__Items__
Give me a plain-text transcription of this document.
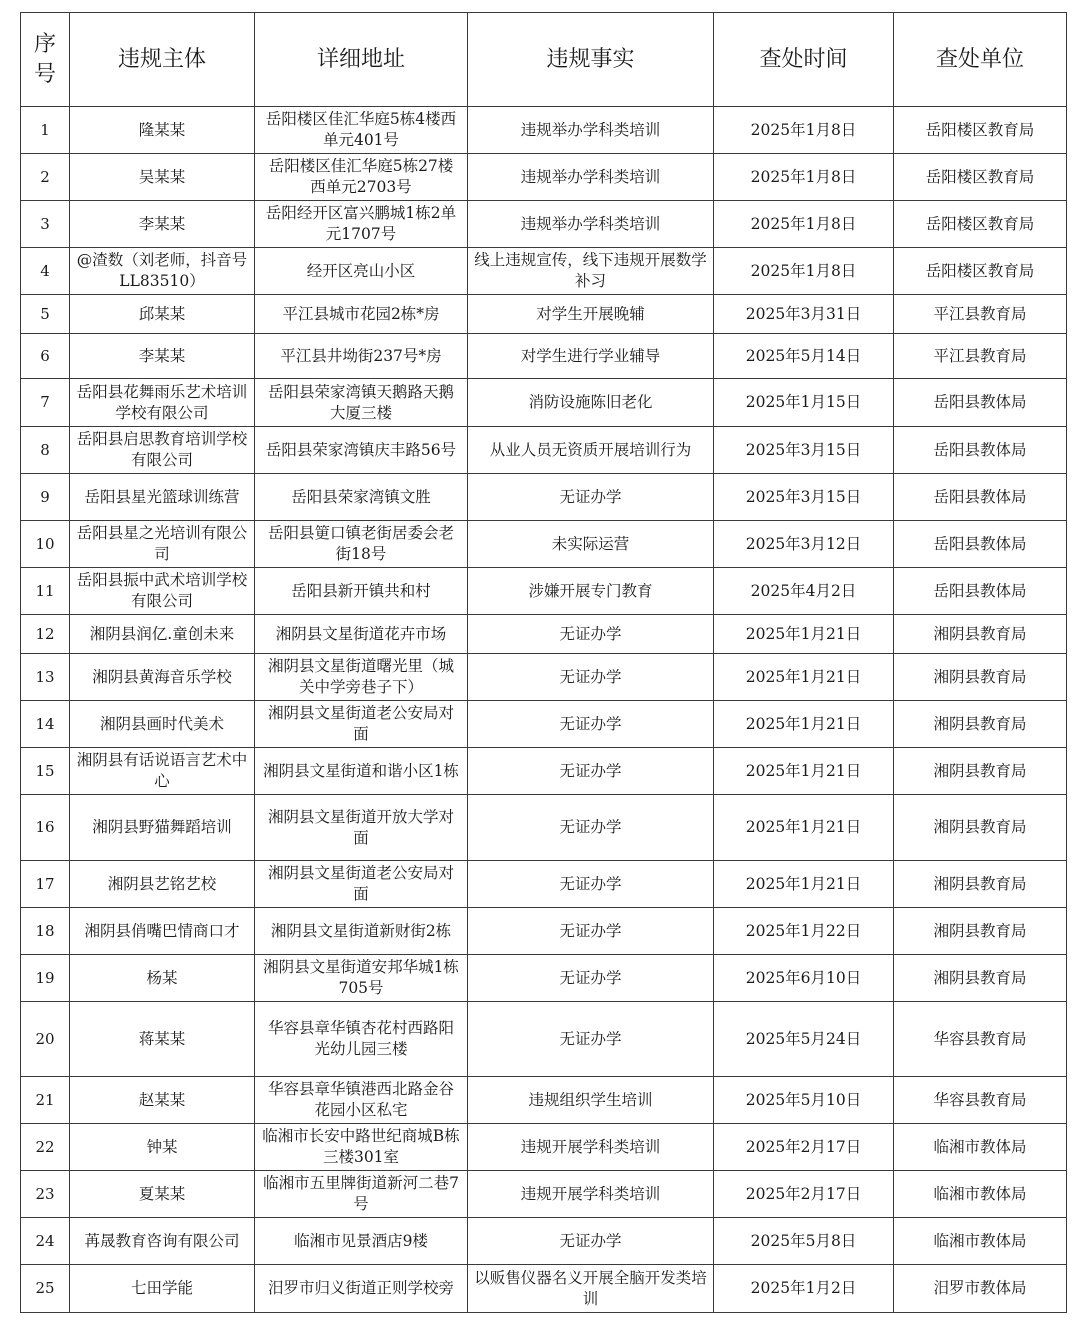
序号	违规主体	详细地址	违规事实	查处时间	查处单位
1	隆某某	岳阳楼区佳汇华庭5栋4楼西单元401号	违规举办学科类培训	2025年1月8日	岳阳楼区教育局
2	吴某某	岳阳楼区佳汇华庭5栋27楼西单元2703号	违规举办学科类培训	2025年1月8日	岳阳楼区教育局
3	李某某	岳阳经开区富兴鹏城1栋2单元1707号	违规举办学科类培训	2025年1月8日	岳阳楼区教育局
4	@渣数（刘老师，抖音号LL83510）	经开区亮山小区	线上违规宣传，线下违规开展数学补习	2025年1月8日	岳阳楼区教育局
5	邱某某	平江县城市花园2栋*房	对学生开展晚辅	2025年3月31日	平江县教育局
6	李某某	平江县井坳街237号*房	对学生进行学业辅导	2025年5月14日	平江县教育局
7	岳阳县花舞雨乐艺术培训学校有限公司	岳阳县荣家湾镇天鹅路天鹅大厦三楼	消防设施陈旧老化	2025年1月15日	岳阳县教体局
8	岳阳县启思教育培训学校有限公司	岳阳县荣家湾镇庆丰路56号	从业人员无资质开展培训行为	2025年3月15日	岳阳县教体局
9	岳阳县星光篮球训练营	岳阳县荣家湾镇文胜	无证办学	2025年3月15日	岳阳县教体局
10	岳阳县星之光培训有限公司	岳阳县筻口镇老街居委会老街18号	未实际运营	2025年3月12日	岳阳县教体局
11	岳阳县振中武术培训学校有限公司	岳阳县新开镇共和村	涉嫌开展专门教育	2025年4月2日	岳阳县教体局
12	湘阴县润亿.童创未来	湘阴县文星街道花卉市场	无证办学	2025年1月21日	湘阴县教育局
13	湘阴县黄海音乐学校	湘阴县文星街道曙光里（城关中学旁巷子下）	无证办学	2025年1月21日	湘阴县教育局
14	湘阴县画时代美术	湘阴县文星街道老公安局对面	无证办学	2025年1月21日	湘阴县教育局
15	湘阴县有话说语言艺术中心	湘阴县文星街道和谐小区1栋	无证办学	2025年1月21日	湘阴县教育局
16	湘阴县野猫舞蹈培训	湘阴县文星街道开放大学对面	无证办学	2025年1月21日	湘阴县教育局
17	湘阴县艺铭艺校	湘阴县文星街道老公安局对面	无证办学	2025年1月21日	湘阴县教育局
18	湘阴县俏嘴巴情商口才	湘阴县文星街道新财街2栋	无证办学	2025年1月22日	湘阴县教育局
19	杨某	湘阴县文星街道安邦华城1栋705号	无证办学	2025年6月10日	湘阴县教育局
20	蒋某某	华容县章华镇杏花村西路阳光幼儿园三楼	无证办学	2025年5月24日	华容县教育局
21	赵某某	华容县章华镇港西北路金谷花园小区私宅	违规组织学生培训	2025年5月10日	华容县教育局
22	钟某	临湘市长安中路世纪商城B栋三楼301室	违规开展学科类培训	2025年2月17日	临湘市教体局
23	夏某某	临湘市五里牌街道新河二巷7号	违规开展学科类培训	2025年2月17日	临湘市教体局
24	苒晟教育咨询有限公司	临湘市见景酒店9楼	无证办学	2025年5月8日	临湘市教体局
25	七田学能	汨罗市归义街道正则学校旁	以贩售仪器名义开展全脑开发类培训	2025年1月2日	汨罗市教体局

__What to produce__
Copy the material above in full and exactly, skipping pictures.

__Response to this task__
Give me a plain-text transcription of this document.
序号	违规主体	详细地址	违规事实	查处时间	查处单位
1	隆某某	岳阳楼区佳汇华庭5栋4楼西单元401号	违规举办学科类培训	2025年1月8日	岳阳楼区教育局
2	吴某某	岳阳楼区佳汇华庭5栋27楼西单元2703号	违规举办学科类培训	2025年1月8日	岳阳楼区教育局
3	李某某	岳阳经开区富兴鹏城1栋2单元1707号	违规举办学科类培训	2025年1月8日	岳阳楼区教育局
4	@渣数（刘老师，抖音号LL83510）	经开区亮山小区	线上违规宣传，线下违规开展数学补习	2025年1月8日	岳阳楼区教育局
5	邱某某	平江县城市花园2栋*房	对学生开展晚辅	2025年3月31日	平江县教育局
6	李某某	平江县井坳街237号*房	对学生进行学业辅导	2025年5月14日	平江县教育局
7	岳阳县花舞雨乐艺术培训学校有限公司	岳阳县荣家湾镇天鹅路天鹅大厦三楼	消防设施陈旧老化	2025年1月15日	岳阳县教体局
8	岳阳县启思教育培训学校有限公司	岳阳县荣家湾镇庆丰路56号	从业人员无资质开展培训行为	2025年3月15日	岳阳县教体局
9	岳阳县星光篮球训练营	岳阳县荣家湾镇文胜	无证办学	2025年3月15日	岳阳县教体局
10	岳阳县星之光培训有限公司	岳阳县筻口镇老街居委会老街18号	未实际运营	2025年3月12日	岳阳县教体局
11	岳阳县振中武术培训学校有限公司	岳阳县新开镇共和村	涉嫌开展专门教育	2025年4月2日	岳阳县教体局
12	湘阴县润亿.童创未来	湘阴县文星街道花卉市场	无证办学	2025年1月21日	湘阴县教育局
13	湘阴县黄海音乐学校	湘阴县文星街道曙光里（城关中学旁巷子下）	无证办学	2025年1月21日	湘阴县教育局
14	湘阴县画时代美术	湘阴县文星街道老公安局对面	无证办学	2025年1月21日	湘阴县教育局
15	湘阴县有话说语言艺术中心	湘阴县文星街道和谐小区1栋	无证办学	2025年1月21日	湘阴县教育局
16	湘阴县野猫舞蹈培训	湘阴县文星街道开放大学对面	无证办学	2025年1月21日	湘阴县教育局
17	湘阴县艺铭艺校	湘阴县文星街道老公安局对面	无证办学	2025年1月21日	湘阴县教育局
18	湘阴县俏嘴巴情商口才	湘阴县文星街道新财街2栋	无证办学	2025年1月22日	湘阴县教育局
19	杨某	湘阴县文星街道安邦华城1栋705号	无证办学	2025年6月10日	湘阴县教育局
20	蒋某某	华容县章华镇杏花村西路阳光幼儿园三楼	无证办学	2025年5月24日	华容县教育局
21	赵某某	华容县章华镇港西北路金谷花园小区私宅	违规组织学生培训	2025年5月10日	华容县教育局
22	钟某	临湘市长安中路世纪商城B栋三楼301室	违规开展学科类培训	2025年2月17日	临湘市教体局
23	夏某某	临湘市五里牌街道新河二巷7号	违规开展学科类培训	2025年2月17日	临湘市教体局
24	苒晟教育咨询有限公司	临湘市见景酒店9楼	无证办学	2025年5月8日	临湘市教体局
25	七田学能	汨罗市归义街道正则学校旁	以贩售仪器名义开展全脑开发类培训	2025年1月2日	汨罗市教体局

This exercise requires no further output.